#### [Short problem]
Write the records out again exactly, leaving no images in.

Stored data:
+++
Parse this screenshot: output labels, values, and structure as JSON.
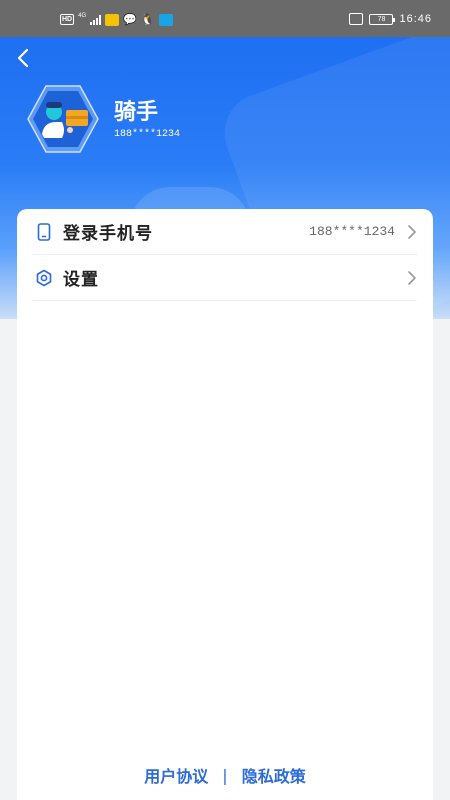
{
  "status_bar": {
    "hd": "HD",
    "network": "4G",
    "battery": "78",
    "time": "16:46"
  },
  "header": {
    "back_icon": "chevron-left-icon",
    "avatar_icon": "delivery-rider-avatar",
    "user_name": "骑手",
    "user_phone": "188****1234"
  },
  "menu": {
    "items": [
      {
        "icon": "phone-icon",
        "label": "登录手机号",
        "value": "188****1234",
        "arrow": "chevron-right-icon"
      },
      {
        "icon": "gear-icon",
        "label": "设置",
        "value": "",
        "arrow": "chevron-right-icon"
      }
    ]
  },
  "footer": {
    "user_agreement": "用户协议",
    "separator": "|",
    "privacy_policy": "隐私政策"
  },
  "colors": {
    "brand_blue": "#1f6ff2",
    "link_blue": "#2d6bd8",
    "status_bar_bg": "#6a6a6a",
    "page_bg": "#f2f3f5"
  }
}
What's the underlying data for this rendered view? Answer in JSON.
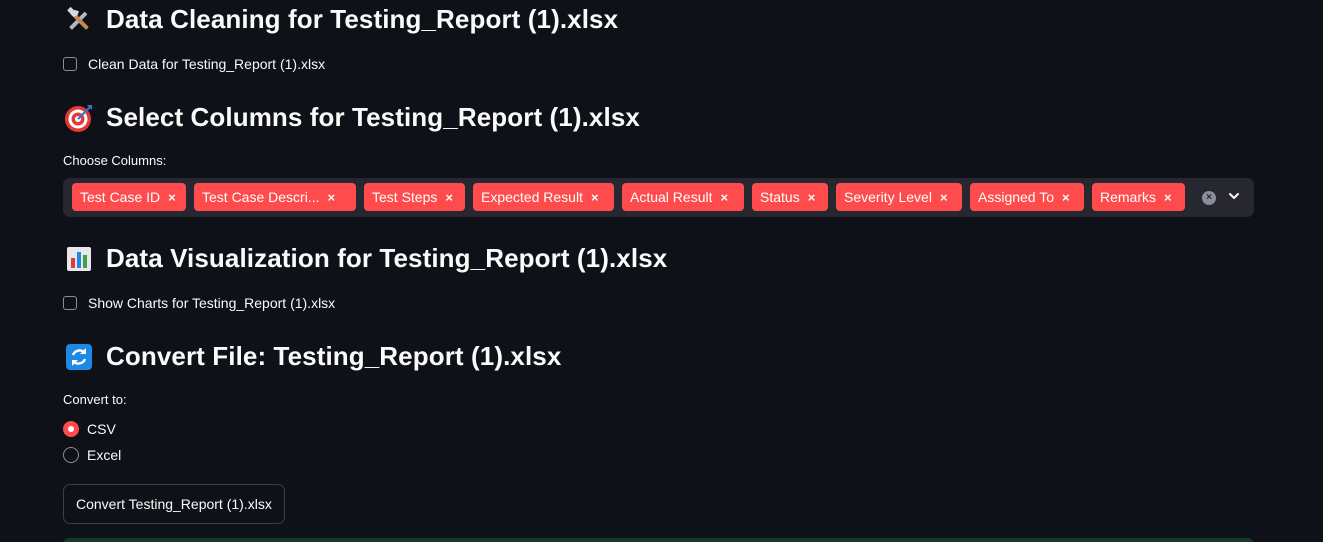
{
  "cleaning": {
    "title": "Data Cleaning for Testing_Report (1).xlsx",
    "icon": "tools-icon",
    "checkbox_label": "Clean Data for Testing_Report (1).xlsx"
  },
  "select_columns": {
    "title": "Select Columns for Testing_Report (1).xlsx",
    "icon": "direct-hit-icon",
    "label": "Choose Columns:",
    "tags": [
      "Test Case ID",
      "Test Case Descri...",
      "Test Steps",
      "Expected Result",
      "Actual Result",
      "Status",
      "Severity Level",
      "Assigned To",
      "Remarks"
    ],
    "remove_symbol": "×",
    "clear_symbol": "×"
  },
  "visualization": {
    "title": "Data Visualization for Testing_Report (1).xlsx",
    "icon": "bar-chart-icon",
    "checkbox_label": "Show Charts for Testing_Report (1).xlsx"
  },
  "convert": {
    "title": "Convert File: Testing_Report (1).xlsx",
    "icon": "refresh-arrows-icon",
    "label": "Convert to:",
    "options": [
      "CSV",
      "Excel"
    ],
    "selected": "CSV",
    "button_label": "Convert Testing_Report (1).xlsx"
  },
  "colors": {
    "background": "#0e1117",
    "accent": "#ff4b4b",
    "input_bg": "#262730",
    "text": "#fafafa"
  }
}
+++
#### [Answer for this exercise]
Parse this screenshot: output labels, values, and structure as JSON.
{
  "status_bar": {
    "hd": "HD",
    "network": "4G",
    "battery": "78",
    "time": "16:46"
  },
  "header": {
    "back_icon": "chevron-left-icon",
    "avatar_icon": "delivery-rider-avatar",
    "user_name": "骑手",
    "user_phone": "188****1234"
  },
  "menu": {
    "items": [
      {
        "icon": "phone-icon",
        "label": "登录手机号",
        "value": "188****1234",
        "arrow": "chevron-right-icon"
      },
      {
        "icon": "gear-icon",
        "label": "设置",
        "value": "",
        "arrow": "chevron-right-icon"
      }
    ]
  },
  "footer": {
    "user_agreement": "用户协议",
    "separator": "|",
    "privacy_policy": "隐私政策"
  },
  "colors": {
    "brand_blue": "#1f6ff2",
    "link_blue": "#2d6bd8",
    "status_bar_bg": "#6a6a6a",
    "page_bg": "#f2f3f5"
  }
}
What's the underlying data for this rendered view? Answer in JSON.
{
  "cleaning": {
    "title": "Data Cleaning for Testing_Report (1).xlsx",
    "icon": "tools-icon",
    "checkbox_label": "Clean Data for Testing_Report (1).xlsx"
  },
  "select_columns": {
    "title": "Select Columns for Testing_Report (1).xlsx",
    "icon": "direct-hit-icon",
    "label": "Choose Columns:",
    "tags": [
      "Test Case ID",
      "Test Case Descri...",
      "Test Steps",
      "Expected Result",
      "Actual Result",
      "Status",
      "Severity Level",
      "Assigned To",
      "Remarks"
    ],
    "remove_symbol": "×",
    "clear_symbol": "×"
  },
  "visualization": {
    "title": "Data Visualization for Testing_Report (1).xlsx",
    "icon": "bar-chart-icon",
    "checkbox_label": "Show Charts for Testing_Report (1).xlsx"
  },
  "convert": {
    "title": "Convert File: Testing_Report (1).xlsx",
    "icon": "refresh-arrows-icon",
    "label": "Convert to:",
    "options": [
      "CSV",
      "Excel"
    ],
    "selected": "CSV",
    "button_label": "Convert Testing_Report (1).xlsx"
  },
  "colors": {
    "background": "#0e1117",
    "accent": "#ff4b4b",
    "input_bg": "#262730",
    "text": "#fafafa"
  }
}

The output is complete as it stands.